-------- Data provided

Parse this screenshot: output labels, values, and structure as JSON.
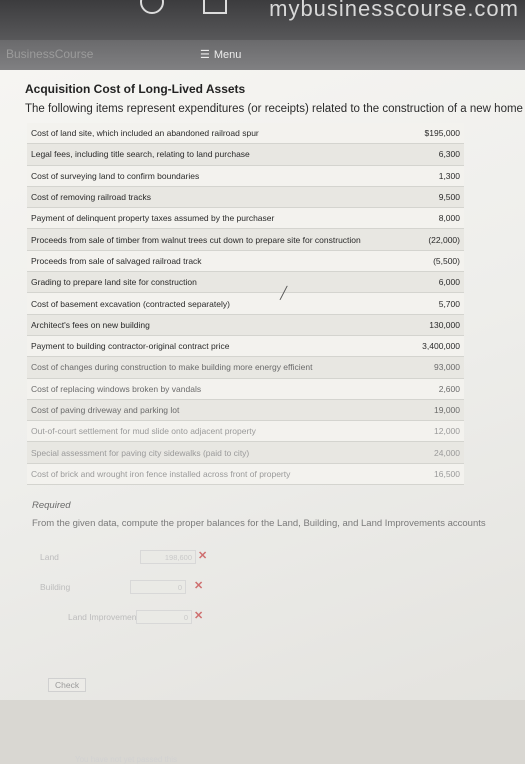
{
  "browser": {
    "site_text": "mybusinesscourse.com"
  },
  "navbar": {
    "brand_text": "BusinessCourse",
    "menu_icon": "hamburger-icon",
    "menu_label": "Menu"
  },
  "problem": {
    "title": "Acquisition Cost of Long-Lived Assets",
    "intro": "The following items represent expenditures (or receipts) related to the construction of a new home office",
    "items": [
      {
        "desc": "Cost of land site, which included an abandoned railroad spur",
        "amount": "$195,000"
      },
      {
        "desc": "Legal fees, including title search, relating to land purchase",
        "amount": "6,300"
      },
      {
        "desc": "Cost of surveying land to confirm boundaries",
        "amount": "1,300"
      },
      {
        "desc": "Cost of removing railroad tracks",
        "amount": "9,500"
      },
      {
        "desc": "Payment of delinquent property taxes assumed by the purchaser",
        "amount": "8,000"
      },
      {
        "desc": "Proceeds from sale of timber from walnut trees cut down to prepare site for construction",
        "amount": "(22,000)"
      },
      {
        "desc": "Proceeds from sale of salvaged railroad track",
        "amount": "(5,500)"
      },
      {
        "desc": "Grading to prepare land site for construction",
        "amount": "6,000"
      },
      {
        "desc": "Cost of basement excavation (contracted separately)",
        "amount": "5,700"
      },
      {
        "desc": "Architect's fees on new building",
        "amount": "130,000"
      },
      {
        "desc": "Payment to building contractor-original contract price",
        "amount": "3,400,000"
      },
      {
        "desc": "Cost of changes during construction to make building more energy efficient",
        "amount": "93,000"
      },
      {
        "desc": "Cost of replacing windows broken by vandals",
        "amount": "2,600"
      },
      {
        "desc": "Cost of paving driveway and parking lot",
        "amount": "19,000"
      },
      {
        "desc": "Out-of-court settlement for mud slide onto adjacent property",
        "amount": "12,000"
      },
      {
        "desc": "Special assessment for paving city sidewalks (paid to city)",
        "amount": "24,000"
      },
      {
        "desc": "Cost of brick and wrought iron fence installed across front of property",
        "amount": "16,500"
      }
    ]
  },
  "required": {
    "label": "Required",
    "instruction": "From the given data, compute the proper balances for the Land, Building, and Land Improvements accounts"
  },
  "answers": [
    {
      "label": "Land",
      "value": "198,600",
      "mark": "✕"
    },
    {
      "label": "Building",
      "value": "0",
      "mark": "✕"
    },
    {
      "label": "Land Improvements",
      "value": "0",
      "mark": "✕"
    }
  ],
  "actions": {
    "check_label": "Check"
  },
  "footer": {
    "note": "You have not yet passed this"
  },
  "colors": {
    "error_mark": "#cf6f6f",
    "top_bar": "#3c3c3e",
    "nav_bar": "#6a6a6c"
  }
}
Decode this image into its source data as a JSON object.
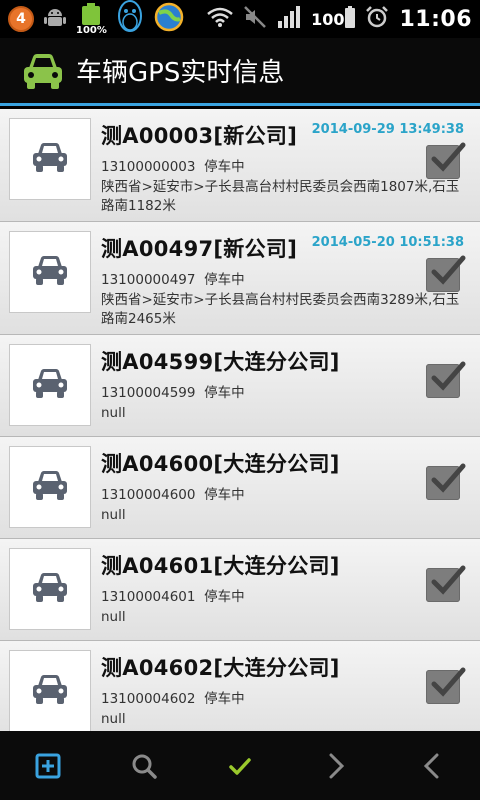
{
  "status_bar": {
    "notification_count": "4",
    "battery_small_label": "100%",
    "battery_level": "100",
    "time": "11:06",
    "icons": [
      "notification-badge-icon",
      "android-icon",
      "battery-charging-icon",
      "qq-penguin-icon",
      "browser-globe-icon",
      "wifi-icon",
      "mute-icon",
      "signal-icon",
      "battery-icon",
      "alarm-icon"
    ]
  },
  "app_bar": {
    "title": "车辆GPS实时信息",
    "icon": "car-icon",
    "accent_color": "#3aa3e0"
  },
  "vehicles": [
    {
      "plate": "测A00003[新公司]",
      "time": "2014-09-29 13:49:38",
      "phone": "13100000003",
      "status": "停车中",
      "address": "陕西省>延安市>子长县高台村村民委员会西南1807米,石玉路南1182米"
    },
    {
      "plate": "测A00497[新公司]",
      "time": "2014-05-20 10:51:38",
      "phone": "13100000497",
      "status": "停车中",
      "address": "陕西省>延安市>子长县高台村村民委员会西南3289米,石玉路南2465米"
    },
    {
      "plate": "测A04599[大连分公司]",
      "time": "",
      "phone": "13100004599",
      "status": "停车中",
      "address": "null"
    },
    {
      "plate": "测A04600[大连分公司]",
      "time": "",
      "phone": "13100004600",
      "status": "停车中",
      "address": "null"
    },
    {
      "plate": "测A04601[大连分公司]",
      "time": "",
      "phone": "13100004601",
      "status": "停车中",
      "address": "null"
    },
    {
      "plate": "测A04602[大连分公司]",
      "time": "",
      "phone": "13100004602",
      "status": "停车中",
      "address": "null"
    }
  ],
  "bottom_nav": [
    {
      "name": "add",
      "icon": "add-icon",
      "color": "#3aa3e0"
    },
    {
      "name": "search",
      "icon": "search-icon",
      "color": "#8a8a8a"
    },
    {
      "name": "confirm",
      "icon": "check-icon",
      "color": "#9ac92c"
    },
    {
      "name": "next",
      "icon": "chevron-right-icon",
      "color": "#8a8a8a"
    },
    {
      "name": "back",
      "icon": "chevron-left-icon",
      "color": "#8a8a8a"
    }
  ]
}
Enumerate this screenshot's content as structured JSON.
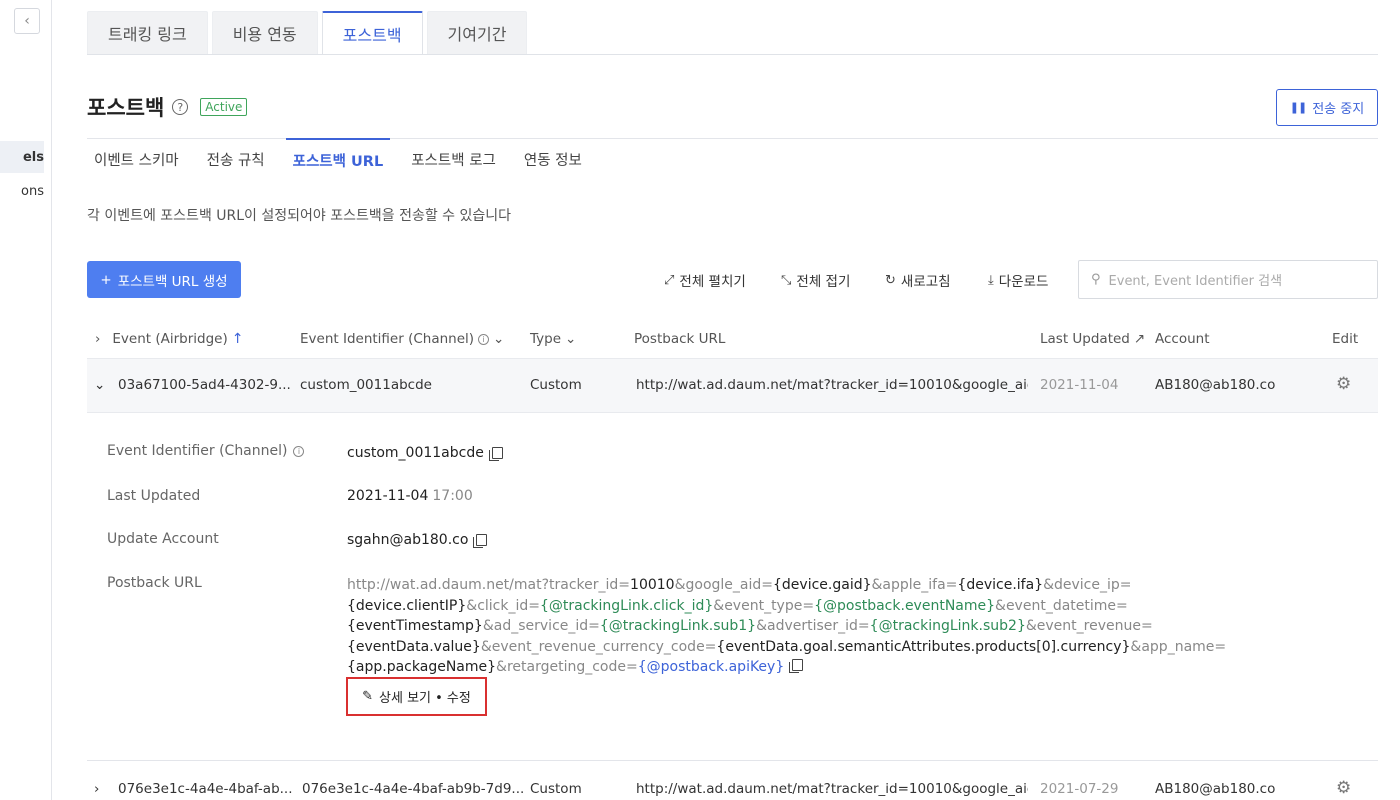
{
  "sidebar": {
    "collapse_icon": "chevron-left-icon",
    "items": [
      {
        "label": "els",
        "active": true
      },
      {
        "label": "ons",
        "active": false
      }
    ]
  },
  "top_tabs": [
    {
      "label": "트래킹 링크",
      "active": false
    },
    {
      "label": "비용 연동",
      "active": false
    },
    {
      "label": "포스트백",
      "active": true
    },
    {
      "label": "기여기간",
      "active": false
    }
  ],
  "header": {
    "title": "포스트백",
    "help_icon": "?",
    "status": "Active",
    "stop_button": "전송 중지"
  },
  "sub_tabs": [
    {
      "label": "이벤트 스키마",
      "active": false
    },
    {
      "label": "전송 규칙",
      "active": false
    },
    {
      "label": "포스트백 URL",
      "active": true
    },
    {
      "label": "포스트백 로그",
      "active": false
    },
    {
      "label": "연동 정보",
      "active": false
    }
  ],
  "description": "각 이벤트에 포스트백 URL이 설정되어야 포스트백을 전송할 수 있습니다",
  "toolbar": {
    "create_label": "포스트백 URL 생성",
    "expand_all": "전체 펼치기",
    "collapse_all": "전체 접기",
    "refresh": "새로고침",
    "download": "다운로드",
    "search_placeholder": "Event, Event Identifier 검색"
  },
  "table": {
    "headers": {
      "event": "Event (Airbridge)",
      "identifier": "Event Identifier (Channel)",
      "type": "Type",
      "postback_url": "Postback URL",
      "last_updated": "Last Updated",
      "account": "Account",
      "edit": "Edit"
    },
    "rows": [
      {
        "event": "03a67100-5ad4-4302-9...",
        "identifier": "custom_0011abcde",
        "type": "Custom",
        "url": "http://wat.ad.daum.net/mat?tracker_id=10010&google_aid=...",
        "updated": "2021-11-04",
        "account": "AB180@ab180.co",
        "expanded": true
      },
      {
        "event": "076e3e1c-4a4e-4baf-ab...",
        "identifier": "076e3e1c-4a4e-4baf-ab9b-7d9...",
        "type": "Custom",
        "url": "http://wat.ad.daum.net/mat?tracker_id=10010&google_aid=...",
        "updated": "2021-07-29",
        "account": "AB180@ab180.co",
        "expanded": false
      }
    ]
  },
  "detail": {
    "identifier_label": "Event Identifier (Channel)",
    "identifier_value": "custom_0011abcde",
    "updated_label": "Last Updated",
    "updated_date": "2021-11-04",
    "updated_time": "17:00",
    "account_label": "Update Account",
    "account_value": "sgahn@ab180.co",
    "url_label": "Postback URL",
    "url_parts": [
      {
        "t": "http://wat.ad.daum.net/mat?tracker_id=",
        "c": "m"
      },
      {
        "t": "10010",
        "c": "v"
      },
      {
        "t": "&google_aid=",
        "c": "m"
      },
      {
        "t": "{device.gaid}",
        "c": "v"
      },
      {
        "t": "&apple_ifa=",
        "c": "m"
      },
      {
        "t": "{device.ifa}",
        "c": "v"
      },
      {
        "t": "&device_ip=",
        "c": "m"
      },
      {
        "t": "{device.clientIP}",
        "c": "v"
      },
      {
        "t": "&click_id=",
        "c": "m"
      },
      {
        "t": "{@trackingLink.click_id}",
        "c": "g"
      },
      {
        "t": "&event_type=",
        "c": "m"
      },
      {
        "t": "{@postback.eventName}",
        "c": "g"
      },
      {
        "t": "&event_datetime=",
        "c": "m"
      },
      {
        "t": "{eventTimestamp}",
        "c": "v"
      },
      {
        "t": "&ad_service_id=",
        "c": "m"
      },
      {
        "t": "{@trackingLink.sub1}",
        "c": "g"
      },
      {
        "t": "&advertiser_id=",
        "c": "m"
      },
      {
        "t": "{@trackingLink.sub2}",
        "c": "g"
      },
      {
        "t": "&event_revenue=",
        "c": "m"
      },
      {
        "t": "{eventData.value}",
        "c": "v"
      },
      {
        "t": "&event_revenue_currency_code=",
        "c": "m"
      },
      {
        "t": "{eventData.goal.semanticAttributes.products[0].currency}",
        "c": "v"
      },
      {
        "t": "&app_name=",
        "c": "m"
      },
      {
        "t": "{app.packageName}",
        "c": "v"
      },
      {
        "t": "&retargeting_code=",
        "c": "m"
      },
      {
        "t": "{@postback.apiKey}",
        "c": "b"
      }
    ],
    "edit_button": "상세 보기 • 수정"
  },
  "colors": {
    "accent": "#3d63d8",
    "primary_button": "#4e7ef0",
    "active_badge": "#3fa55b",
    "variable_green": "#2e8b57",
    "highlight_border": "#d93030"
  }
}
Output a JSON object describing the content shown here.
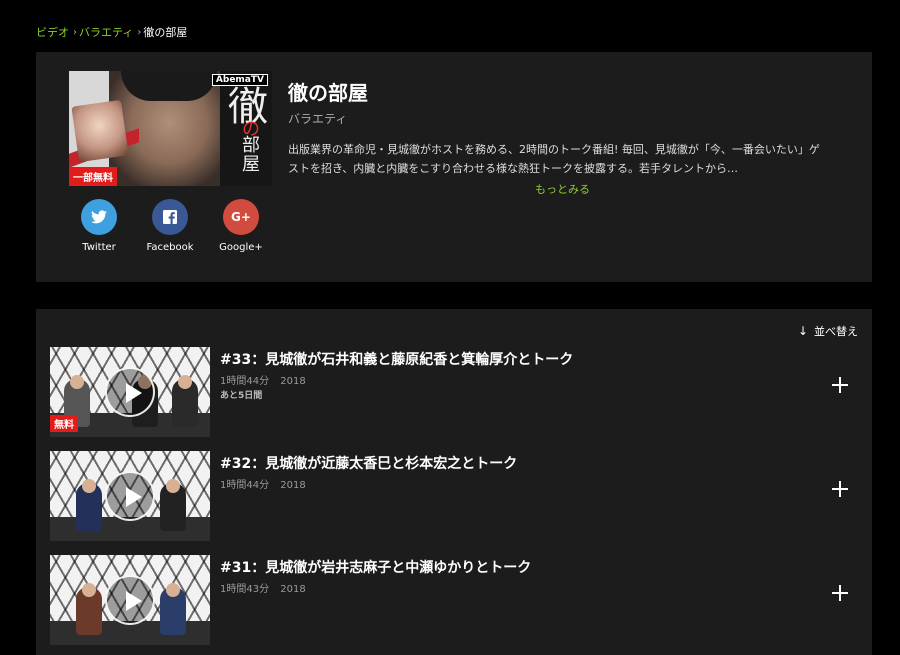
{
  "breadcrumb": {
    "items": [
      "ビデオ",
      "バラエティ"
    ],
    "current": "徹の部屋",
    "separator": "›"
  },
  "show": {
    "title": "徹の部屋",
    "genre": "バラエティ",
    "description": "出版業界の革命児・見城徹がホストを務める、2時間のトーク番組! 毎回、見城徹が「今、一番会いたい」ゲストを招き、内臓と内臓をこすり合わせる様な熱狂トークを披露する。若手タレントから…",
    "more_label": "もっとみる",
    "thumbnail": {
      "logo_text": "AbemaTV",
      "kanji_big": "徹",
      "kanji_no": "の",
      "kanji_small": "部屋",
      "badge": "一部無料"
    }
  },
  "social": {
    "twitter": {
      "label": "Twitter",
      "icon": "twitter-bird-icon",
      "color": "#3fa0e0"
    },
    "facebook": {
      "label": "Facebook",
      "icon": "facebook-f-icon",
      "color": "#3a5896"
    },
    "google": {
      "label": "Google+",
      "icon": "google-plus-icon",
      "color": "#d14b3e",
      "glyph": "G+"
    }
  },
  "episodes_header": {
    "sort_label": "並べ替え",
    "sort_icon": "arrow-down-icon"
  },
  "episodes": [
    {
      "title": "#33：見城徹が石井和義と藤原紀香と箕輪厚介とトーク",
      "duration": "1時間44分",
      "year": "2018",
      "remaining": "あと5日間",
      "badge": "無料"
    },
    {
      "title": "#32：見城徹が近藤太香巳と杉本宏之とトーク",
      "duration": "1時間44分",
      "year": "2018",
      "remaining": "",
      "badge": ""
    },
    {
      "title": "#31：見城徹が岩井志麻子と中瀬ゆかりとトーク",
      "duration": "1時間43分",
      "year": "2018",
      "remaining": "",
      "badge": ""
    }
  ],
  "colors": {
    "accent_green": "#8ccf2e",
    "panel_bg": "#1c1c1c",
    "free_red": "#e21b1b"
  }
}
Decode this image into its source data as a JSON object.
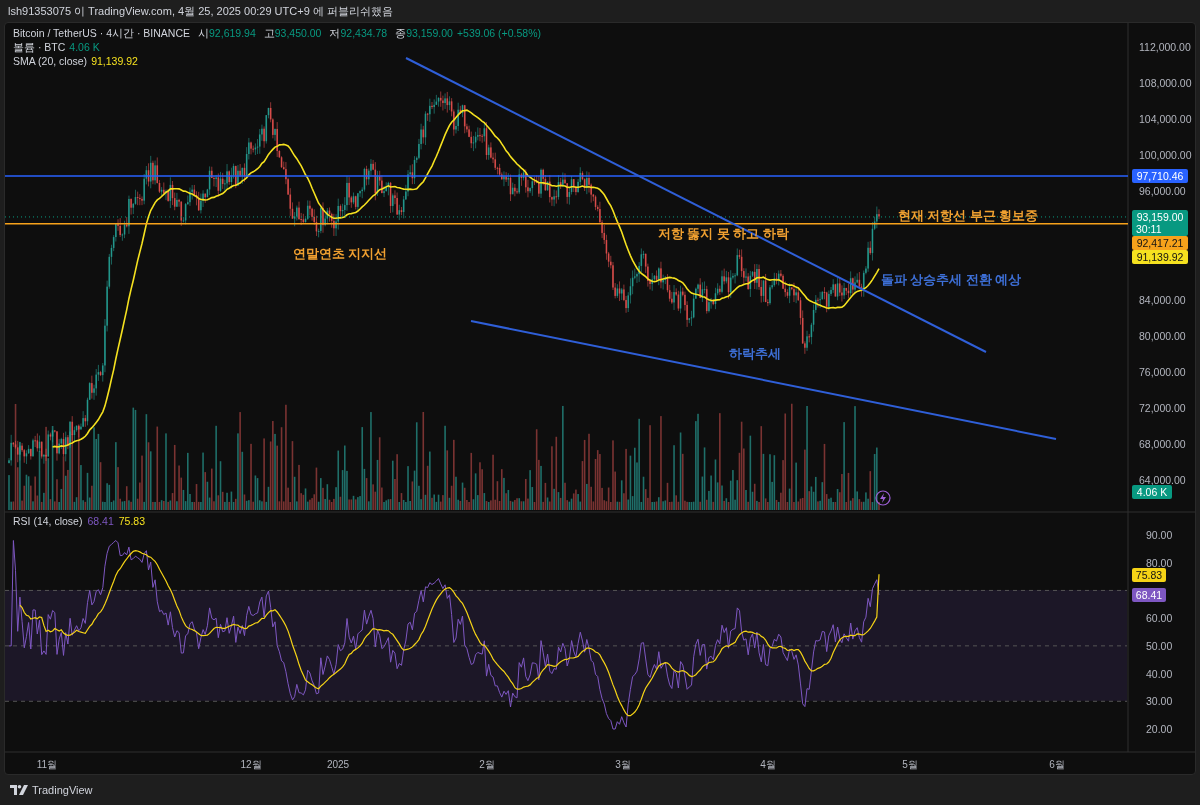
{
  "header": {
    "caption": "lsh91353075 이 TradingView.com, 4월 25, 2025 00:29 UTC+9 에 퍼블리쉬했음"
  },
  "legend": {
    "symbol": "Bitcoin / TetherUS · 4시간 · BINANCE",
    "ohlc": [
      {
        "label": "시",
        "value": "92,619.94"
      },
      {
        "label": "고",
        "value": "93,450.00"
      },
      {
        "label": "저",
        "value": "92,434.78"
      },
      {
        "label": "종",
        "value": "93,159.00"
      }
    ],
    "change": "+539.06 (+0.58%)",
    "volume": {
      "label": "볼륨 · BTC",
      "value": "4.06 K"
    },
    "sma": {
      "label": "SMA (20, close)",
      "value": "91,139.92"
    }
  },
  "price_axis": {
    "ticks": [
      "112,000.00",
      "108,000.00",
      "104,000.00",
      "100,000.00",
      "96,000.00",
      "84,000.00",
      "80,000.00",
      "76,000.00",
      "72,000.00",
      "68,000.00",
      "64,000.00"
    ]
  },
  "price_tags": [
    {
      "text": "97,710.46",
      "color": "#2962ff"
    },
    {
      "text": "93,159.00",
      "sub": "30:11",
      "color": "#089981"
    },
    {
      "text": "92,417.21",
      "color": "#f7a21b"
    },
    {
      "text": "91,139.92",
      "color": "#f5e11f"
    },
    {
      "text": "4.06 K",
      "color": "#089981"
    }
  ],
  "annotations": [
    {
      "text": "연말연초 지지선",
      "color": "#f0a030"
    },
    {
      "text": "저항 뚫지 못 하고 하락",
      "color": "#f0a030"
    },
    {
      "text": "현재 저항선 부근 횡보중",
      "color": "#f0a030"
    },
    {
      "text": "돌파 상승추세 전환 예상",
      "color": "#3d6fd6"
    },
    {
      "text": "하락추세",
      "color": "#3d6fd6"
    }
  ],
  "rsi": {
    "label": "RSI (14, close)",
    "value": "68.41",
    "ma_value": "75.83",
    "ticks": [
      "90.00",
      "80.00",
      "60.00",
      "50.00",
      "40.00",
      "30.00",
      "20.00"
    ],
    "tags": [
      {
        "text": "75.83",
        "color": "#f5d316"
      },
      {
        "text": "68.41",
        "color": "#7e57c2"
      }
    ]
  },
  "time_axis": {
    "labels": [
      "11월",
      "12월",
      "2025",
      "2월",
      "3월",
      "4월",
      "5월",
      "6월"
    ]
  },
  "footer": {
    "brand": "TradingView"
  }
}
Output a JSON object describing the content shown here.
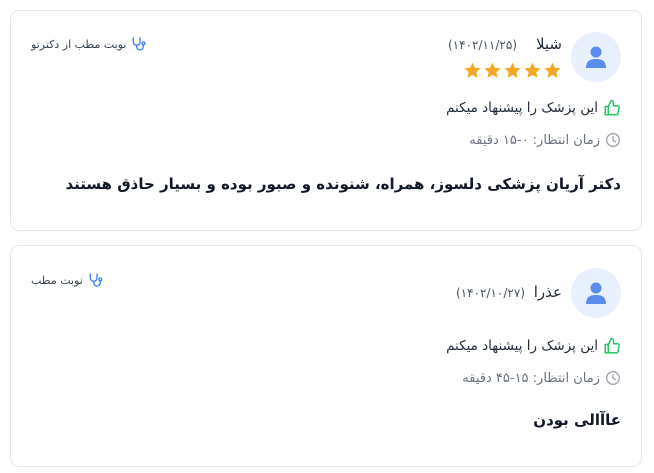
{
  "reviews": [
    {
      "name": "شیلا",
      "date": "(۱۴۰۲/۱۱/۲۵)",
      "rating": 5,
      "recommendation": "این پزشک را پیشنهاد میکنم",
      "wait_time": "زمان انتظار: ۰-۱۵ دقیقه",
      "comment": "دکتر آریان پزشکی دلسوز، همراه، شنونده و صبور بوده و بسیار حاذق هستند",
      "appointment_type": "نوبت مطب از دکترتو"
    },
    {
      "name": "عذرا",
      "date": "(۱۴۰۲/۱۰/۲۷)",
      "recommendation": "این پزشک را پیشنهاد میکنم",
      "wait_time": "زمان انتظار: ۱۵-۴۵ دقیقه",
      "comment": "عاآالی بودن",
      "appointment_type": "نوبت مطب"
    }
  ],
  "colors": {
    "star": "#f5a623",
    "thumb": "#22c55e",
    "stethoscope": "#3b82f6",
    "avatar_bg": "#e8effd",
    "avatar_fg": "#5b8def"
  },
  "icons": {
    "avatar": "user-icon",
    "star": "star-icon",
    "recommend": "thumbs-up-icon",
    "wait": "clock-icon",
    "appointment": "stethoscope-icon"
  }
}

----------------

• **Exercise directions**
Report back each line of the entries that holds the string "نوبت".

• **Problem solution**
      "appointment_type": "نوبت مطب از دکترتو"
      "appointment_type": "نوبت مطب"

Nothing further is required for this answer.